Private fixes for MARTA?

Moderated by Tom Sabulis

MARTA privatization is the focus of House Bill 264, currently in the General Assembly. State Rep. Mike Jacobs writes about cost savings the private sector could bring to the strapped transit agency. But the transit union argues the bill will mean lost wages and jobs.

Commenting is open below Curtis Howard’s column.

Private-sector fixes needed for MARTA

By Mike Jacobs

It’s no secret that MARTA, metro Atlanta’s flagship transit agency, is in dire financial shape. If necessary changes are not made, MARTA will continue to run an annual deficit of about $30 million, and costs are projected to outstrip revenues every year through at least 2021.

MARTA provides some services that are worthy and essential but carry an astronomical price tag. For example, MARTA’s paratransit bus service picks up and delivers the disabled and elderly. But at a cost of $50.43 per trip per rider — compared to the $4 fare actually charged each passenger — the price is unbearable. Estimates say the average new-car payment last year was $452. For frequent users of paratransit, it’s almost cheaper for MARTA to buy a new vehicle for each passenger and have someone drive them than to retain this service.

That is why the General Assembly is moving forward this session with House Bill 264, to require the MARTA board to competitively bid paratransit to the private sector so it can operate at lower cost. When private companies compete for contracts, costs drop for taxpayers, and the service usually is much better. Private companies may also retain current employees if they are doing a good job.

KPMG released an audit last fall that said MARTA could achieve as much as $15 million to $43 million in savings if a private company provided paratransit bus service. Both Cobb and Gwinnett counties utilize private companies to operate their entire bus systems.

Entries:
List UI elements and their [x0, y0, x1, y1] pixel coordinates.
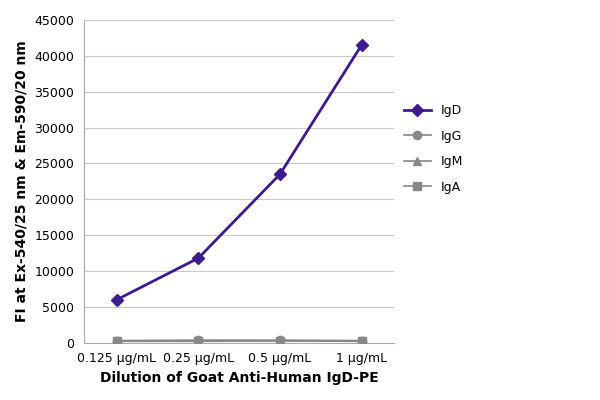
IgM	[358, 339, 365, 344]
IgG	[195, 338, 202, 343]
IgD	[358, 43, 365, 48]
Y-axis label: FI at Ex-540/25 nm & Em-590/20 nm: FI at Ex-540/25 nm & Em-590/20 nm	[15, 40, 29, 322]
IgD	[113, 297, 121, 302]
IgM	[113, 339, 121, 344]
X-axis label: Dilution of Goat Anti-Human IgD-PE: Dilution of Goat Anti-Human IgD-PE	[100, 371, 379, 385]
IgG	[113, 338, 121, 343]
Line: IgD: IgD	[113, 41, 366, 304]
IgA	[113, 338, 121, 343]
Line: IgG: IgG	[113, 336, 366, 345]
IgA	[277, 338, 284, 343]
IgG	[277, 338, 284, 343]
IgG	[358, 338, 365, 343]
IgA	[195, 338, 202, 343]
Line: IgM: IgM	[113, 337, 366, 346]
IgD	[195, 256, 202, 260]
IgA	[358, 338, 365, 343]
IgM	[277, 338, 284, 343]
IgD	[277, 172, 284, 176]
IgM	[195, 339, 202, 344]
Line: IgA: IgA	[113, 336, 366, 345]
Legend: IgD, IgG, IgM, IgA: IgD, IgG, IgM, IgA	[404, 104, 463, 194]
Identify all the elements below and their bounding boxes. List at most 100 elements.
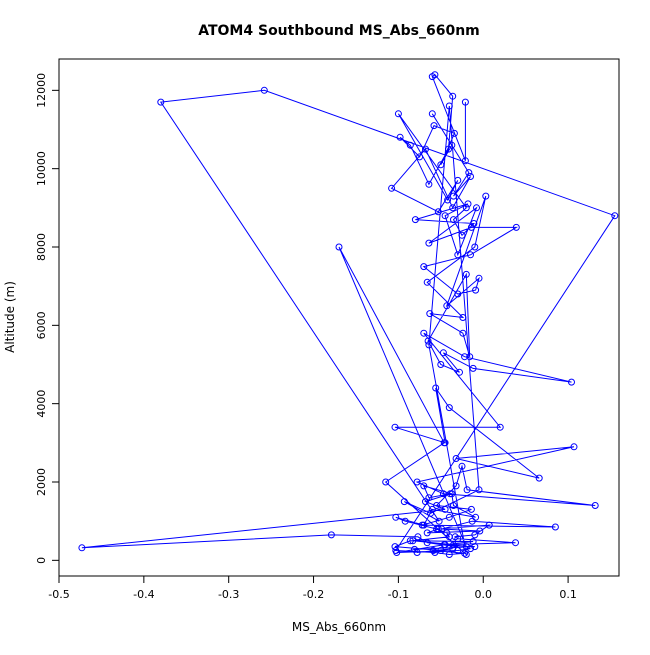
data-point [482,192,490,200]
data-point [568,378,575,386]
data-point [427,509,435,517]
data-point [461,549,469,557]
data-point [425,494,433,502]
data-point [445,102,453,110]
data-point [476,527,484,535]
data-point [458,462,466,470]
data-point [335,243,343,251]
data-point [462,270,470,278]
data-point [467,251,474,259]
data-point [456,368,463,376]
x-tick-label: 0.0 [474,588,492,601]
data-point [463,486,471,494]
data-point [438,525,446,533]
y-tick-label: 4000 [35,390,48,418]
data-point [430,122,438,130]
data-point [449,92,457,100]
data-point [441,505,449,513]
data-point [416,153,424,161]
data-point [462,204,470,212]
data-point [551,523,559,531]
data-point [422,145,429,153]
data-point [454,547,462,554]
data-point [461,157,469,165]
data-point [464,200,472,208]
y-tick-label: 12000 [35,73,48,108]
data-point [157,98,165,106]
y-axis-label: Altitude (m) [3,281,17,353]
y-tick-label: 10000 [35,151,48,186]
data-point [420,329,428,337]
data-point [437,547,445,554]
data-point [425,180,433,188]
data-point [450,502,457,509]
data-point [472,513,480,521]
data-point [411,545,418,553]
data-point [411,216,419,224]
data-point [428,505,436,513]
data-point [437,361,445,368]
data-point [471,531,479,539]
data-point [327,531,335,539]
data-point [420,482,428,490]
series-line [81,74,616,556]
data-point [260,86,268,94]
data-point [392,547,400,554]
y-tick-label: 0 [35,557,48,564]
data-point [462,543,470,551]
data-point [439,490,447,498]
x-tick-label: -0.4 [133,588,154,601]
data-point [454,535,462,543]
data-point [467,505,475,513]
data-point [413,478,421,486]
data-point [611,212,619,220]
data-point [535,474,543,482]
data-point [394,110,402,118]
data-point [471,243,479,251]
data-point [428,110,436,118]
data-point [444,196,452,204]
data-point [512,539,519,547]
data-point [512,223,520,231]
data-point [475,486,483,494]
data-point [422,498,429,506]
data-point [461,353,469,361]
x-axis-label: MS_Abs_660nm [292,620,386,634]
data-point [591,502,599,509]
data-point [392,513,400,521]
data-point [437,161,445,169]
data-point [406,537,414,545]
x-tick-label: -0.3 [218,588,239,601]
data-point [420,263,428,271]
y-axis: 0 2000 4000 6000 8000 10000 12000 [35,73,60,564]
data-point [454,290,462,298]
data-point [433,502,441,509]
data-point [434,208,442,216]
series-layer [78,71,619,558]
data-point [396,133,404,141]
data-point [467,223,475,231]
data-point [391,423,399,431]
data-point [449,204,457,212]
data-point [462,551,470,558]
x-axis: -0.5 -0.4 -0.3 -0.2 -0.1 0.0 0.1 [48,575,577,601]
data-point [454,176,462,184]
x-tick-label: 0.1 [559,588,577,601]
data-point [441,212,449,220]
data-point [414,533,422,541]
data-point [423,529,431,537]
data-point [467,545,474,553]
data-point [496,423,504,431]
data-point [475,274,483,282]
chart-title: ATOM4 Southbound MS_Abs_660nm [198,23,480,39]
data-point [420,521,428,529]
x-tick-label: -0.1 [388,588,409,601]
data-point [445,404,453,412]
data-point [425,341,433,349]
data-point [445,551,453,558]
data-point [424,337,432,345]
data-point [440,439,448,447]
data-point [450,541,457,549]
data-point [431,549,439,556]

Stated task 1: According to the MARTA privatization column, what does MARTA's paratransit bus service cost per trip per rider?
Stated task 2: From the listing, print the lines unchanged, starting with the line containing "data-point [482,192,490,200]" and going on through the line containing "data-point [467,251,474,259]".

Correct output 1: $50.43

Correct output 2:
data-point [482,192,490,200]
data-point [568,378,575,386]
data-point [427,509,435,517]
data-point [461,549,469,557]
data-point [425,494,433,502]
data-point [445,102,453,110]
data-point [476,527,484,535]
data-point [458,462,466,470]
data-point [335,243,343,251]
data-point [462,270,470,278]
data-point [467,251,474,259]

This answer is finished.